▶ _Objective_: Omit every picture and return the rest of the data unaltered.

▶ _Input for this task_:
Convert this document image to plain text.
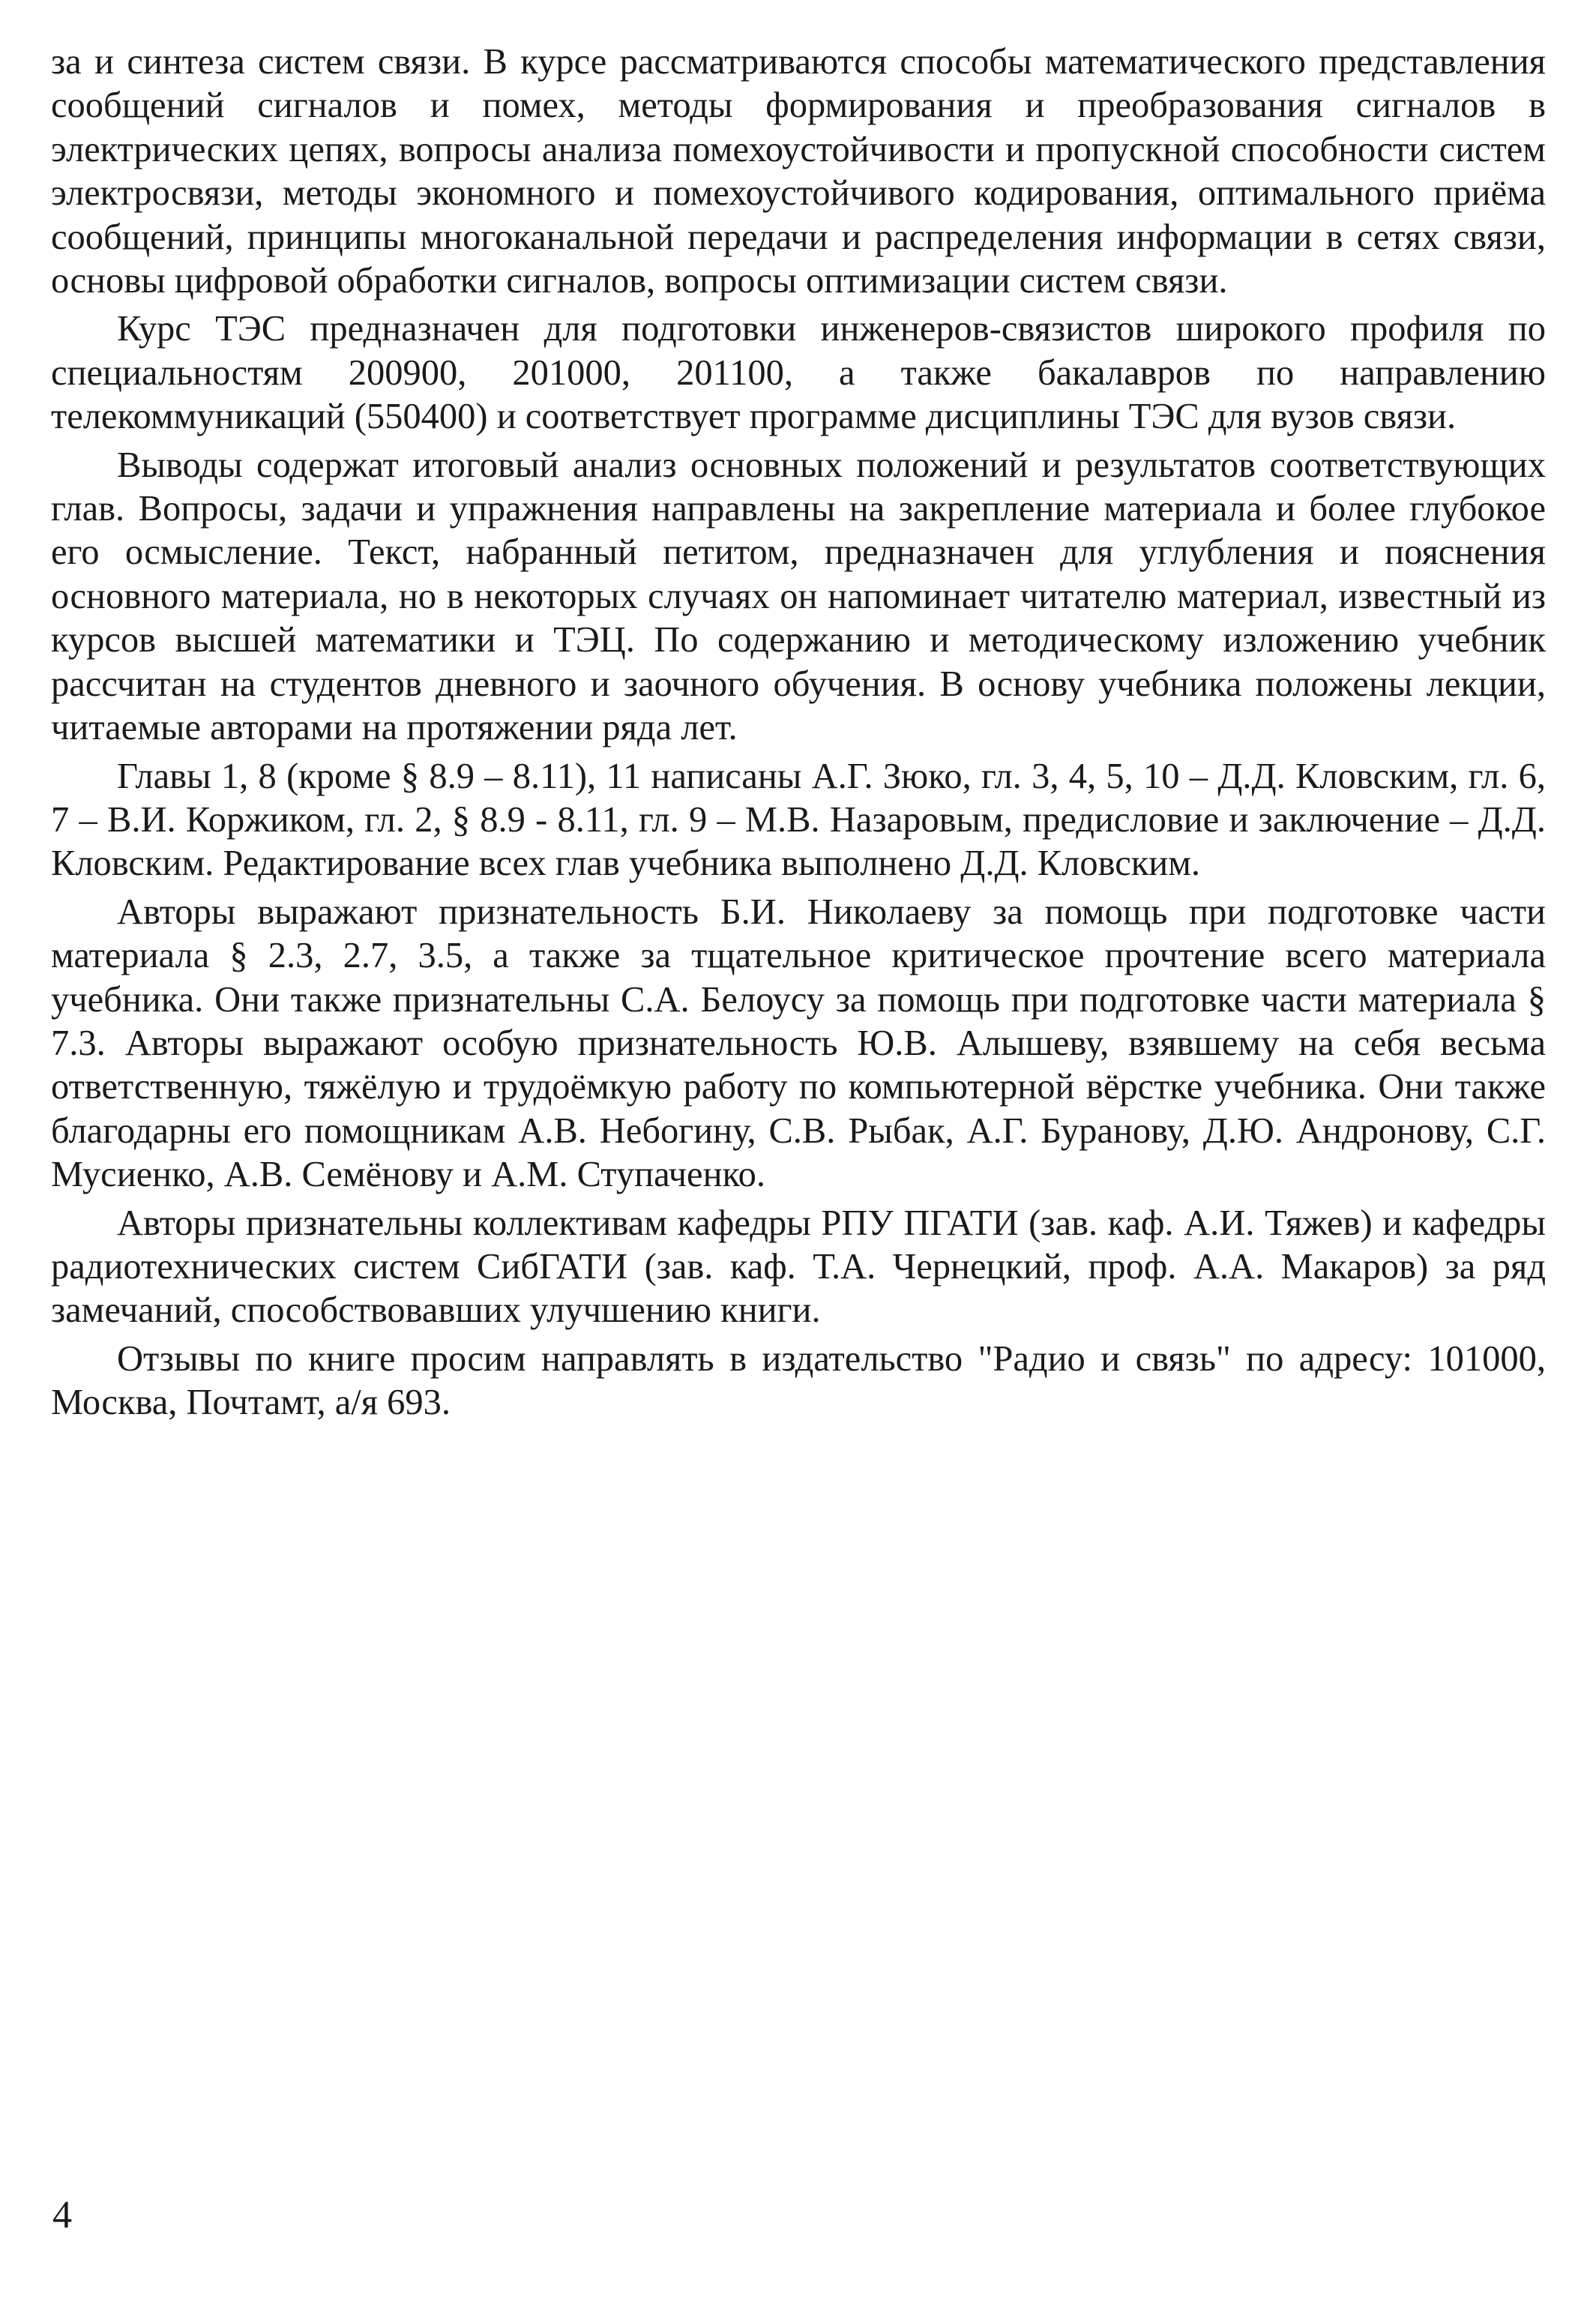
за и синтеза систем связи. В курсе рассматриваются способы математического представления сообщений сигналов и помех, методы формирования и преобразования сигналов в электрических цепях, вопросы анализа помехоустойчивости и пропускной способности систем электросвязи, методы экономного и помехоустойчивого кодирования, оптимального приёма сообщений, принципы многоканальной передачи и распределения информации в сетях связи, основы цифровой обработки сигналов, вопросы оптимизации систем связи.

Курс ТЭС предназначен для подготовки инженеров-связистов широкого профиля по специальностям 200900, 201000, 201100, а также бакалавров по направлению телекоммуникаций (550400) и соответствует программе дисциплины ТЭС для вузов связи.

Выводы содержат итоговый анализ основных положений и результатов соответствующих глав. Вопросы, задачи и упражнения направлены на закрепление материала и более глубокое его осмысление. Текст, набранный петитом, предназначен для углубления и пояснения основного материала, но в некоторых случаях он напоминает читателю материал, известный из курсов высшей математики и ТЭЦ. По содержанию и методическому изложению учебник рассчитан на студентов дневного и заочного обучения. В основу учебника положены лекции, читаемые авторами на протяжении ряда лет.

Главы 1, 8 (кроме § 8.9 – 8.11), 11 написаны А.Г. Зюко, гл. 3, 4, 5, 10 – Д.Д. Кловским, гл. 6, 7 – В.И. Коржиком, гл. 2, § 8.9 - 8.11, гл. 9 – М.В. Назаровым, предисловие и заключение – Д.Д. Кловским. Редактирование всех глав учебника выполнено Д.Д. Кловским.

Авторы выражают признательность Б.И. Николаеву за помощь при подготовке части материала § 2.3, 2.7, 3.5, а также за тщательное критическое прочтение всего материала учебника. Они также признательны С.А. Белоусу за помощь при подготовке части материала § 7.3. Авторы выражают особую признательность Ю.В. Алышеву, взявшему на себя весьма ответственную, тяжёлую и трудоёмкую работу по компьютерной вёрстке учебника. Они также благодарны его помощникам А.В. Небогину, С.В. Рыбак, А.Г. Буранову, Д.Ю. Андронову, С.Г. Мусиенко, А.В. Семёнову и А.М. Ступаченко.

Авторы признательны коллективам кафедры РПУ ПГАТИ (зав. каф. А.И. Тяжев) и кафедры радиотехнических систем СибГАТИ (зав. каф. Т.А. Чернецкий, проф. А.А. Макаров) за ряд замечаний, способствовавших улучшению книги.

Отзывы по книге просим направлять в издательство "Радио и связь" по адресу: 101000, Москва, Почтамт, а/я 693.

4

▶ _Task result_:
Convert this document image to plain text.
за и синтеза систем связи. В курсе рассматриваются способы математического представления сообщений сигналов и помех, методы формирования и преобразования сигналов в электрических цепях, вопросы анализа помехоустойчивости и пропускной способности систем электросвязи, методы экономного и помехоустойчивого кодирования, оптимального приёма сообщений, принципы многоканальной передачи и распределения информации в сетях связи, основы цифровой обработки сигналов, вопросы оптимизации систем связи.

Курс ТЭС предназначен для подготовки инженеров-связистов широкого профиля по специальностям 200900, 201000, 201100, а также бакалавров по направлению телекоммуникаций (550400) и соответствует программе дисциплины ТЭС для вузов связи.

Выводы содержат итоговый анализ основных положений и результатов соответствующих глав. Вопросы, задачи и упражнения направлены на закрепление материала и более глубокое его осмысление. Текст, набранный петитом, предназначен для углубления и пояснения основного материала, но в некоторых случаях он напоминает читателю материал, известный из курсов высшей математики и ТЭЦ. По содержанию и методическому изложению учебник рассчитан на студентов дневного и заочного обучения. В основу учебника положены лекции, читаемые авторами на протяжении ряда лет.

Главы 1, 8 (кроме § 8.9 – 8.11), 11 написаны А.Г. Зюко, гл. 3, 4, 5, 10 – Д.Д. Кловским, гл. 6, 7 – В.И. Коржиком, гл. 2, § 8.9 - 8.11, гл. 9 – М.В. Назаровым, предисловие и заключение – Д.Д. Кловским. Редактирование всех глав учебника выполнено Д.Д. Кловским.

Авторы выражают признательность Б.И. Николаеву за помощь при подготовке части материала § 2.3, 2.7, 3.5, а также за тщательное критическое прочтение всего материала учебника. Они также признательны С.А. Белоусу за помощь при подготовке части материала § 7.3. Авторы выражают особую признательность Ю.В. Алышеву, взявшему на себя весьма ответственную, тяжёлую и трудоёмкую работу по компьютерной вёрстке учебника. Они также благодарны его помощникам А.В. Небогину, С.В. Рыбак, А.Г. Буранову, Д.Ю. Андронову, С.Г. Мусиенко, А.В. Семёнову и А.М. Ступаченко.

Авторы признательны коллективам кафедры РПУ ПГАТИ (зав. каф. А.И. Тяжев) и кафедры радиотехнических систем СибГАТИ (зав. каф. Т.А. Чернецкий, проф. А.А. Макаров) за ряд замечаний, способствовавших улучшению книги.

Отзывы по книге просим направлять в издательство "Радио и связь" по адресу: 101000, Москва, Почтамт, а/я 693.

4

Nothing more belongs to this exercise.